- **YOUR GOAL**
Rewrite all of the data below, changing "nanometers" to "nm" everywhere and keeping everything else the same. Leave out the pictures.

++++++++++++++++++++

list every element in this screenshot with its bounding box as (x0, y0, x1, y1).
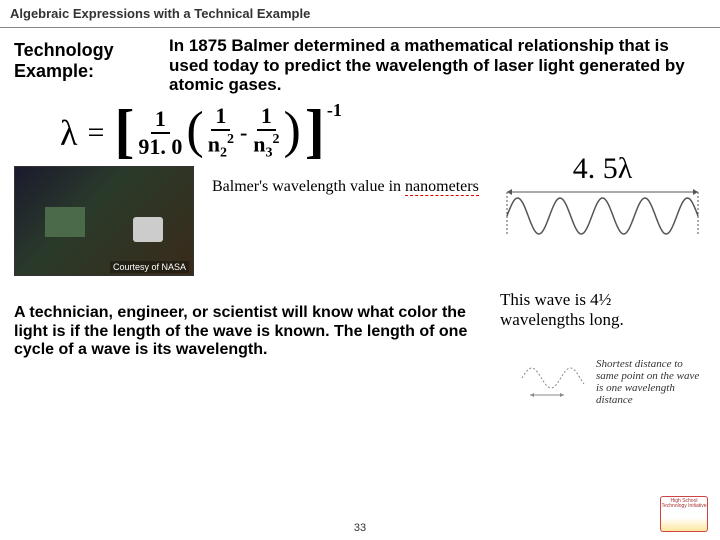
technology-example-label: Technology Example: (14, 36, 149, 95)
n2-sub: 2 (220, 145, 227, 160)
hsti-logo: High School Technology Initiative (660, 496, 708, 532)
balmer-caption-text: Balmer's wavelength value in (212, 178, 405, 195)
numerator-1a: 1 (151, 108, 170, 134)
intro-row: Technology Example: In 1875 Balmer deter… (0, 28, 720, 95)
equals-sign: = (81, 116, 110, 150)
tech-line1: Technology (14, 40, 114, 60)
wave-caption: This wave is 4½ wavelengths long. (500, 290, 690, 329)
n3-base: n (253, 131, 265, 156)
right-paren: ) (284, 115, 301, 146)
wave-figure: 4. 5λ (505, 152, 700, 246)
n3-sup: 2 (273, 132, 280, 147)
slide-header: Algebraic Expressions with a Technical E… (0, 0, 720, 28)
fraction-1-over-n3sq: 1 n32 (253, 105, 279, 161)
n2-sup: 2 (227, 132, 234, 147)
balmer-caption: Balmer's wavelength value in nanometers (212, 166, 479, 276)
nanometers-underlined: nanometers (405, 178, 479, 196)
intro-text: In 1875 Balmer determined a mathematical… (169, 36, 706, 95)
n2-base: n (208, 131, 220, 156)
explanation-text: A technician, engineer, or scientist wil… (14, 304, 474, 359)
denominator-91: 91. 0 (138, 134, 182, 158)
fraction-1-over-n2sq: 1 n22 (208, 105, 234, 161)
wave-length-label: 4. 5λ (505, 152, 700, 186)
denominator-n3: n32 (253, 131, 279, 161)
small-wave-caption: Shortest distance to same point on the w… (596, 358, 706, 406)
single-wavelength-diagram (518, 362, 588, 402)
right-bracket: ] (305, 113, 325, 149)
exponent-neg1: -1 (327, 100, 342, 121)
photo-credit: Courtesy of NASA (110, 261, 189, 273)
numerator-1c: 1 (257, 105, 276, 131)
small-wave-block: Shortest distance to same point on the w… (518, 358, 706, 406)
sine-wave-diagram (505, 186, 700, 241)
balmer-formula: λ = [ 1 91. 0 ( 1 n22 - 1 n32 ) ] -1 (0, 95, 720, 161)
minus-sign: - (238, 120, 249, 146)
fraction-1-over-91: 1 91. 0 (138, 108, 182, 158)
left-paren: ( (186, 115, 203, 146)
denominator-n2: n22 (208, 131, 234, 161)
left-bracket: [ (114, 113, 134, 149)
laser-lab-photo: Courtesy of NASA (14, 166, 194, 276)
page-number: 33 (354, 522, 366, 534)
lambda-symbol: λ (60, 112, 77, 154)
tech-line2: Example: (14, 61, 94, 81)
n3-sub: 3 (266, 145, 273, 160)
numerator-1b: 1 (211, 105, 230, 131)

++++++++++++++++++++

- **RESULT BELOW**
list every element in this screenshot with its bounding box as (x0, y0, x1, y1).
technology-example-label: Technology Example: (14, 36, 149, 95)
n2-sub: 2 (220, 145, 227, 160)
hsti-logo: High School Technology Initiative (660, 496, 708, 532)
balmer-caption-text: Balmer's wavelength value in (212, 178, 405, 195)
numerator-1a: 1 (151, 108, 170, 134)
intro-row: Technology Example: In 1875 Balmer deter… (0, 28, 720, 95)
equals-sign: = (81, 116, 110, 150)
tech-line1: Technology (14, 40, 114, 60)
wave-caption: This wave is 4½ wavelengths long. (500, 290, 690, 329)
n3-base: n (253, 131, 265, 156)
right-paren: ) (284, 115, 301, 146)
wave-figure: 4. 5λ (505, 152, 700, 246)
n3-sup: 2 (273, 132, 280, 147)
slide-header: Algebraic Expressions with a Technical E… (0, 0, 720, 28)
fraction-1-over-n3sq: 1 n32 (253, 105, 279, 161)
n2-sup: 2 (227, 132, 234, 147)
balmer-caption: Balmer's wavelength value in nm (212, 166, 479, 276)
nm-underlined: nm (405, 178, 479, 196)
intro-text: In 1875 Balmer determined a mathematical… (169, 36, 706, 95)
n2-base: n (208, 131, 220, 156)
explanation-text: A technician, engineer, or scientist wil… (14, 304, 474, 359)
denominator-91: 91. 0 (138, 134, 182, 158)
fraction-1-over-n2sq: 1 n22 (208, 105, 234, 161)
wave-length-label: 4. 5λ (505, 152, 700, 186)
denominator-n3: n32 (253, 131, 279, 161)
small-wave-caption: Shortest distance to same point on the w… (596, 358, 706, 406)
single-wavelength-diagram (518, 362, 588, 402)
right-bracket: ] (305, 113, 325, 149)
exponent-neg1: -1 (327, 100, 342, 121)
photo-credit: Courtesy of NASA (110, 261, 189, 273)
numerator-1c: 1 (257, 105, 276, 131)
small-wave-block: Shortest distance to same point on the w… (518, 358, 706, 406)
sine-wave-diagram (505, 186, 700, 241)
balmer-formula: λ = [ 1 91. 0 ( 1 n22 - 1 n32 ) ] -1 (0, 95, 720, 161)
minus-sign: - (238, 120, 249, 146)
fraction-1-over-91: 1 91. 0 (138, 108, 182, 158)
left-paren: ( (186, 115, 203, 146)
denominator-n2: n22 (208, 131, 234, 161)
left-bracket: [ (114, 113, 134, 149)
laser-lab-photo: Courtesy of NASA (14, 166, 194, 276)
page-number: 33 (354, 522, 366, 534)
lambda-symbol: λ (60, 112, 77, 154)
tech-line2: Example: (14, 61, 94, 81)
n3-sub: 3 (266, 145, 273, 160)
numerator-1b: 1 (211, 105, 230, 131)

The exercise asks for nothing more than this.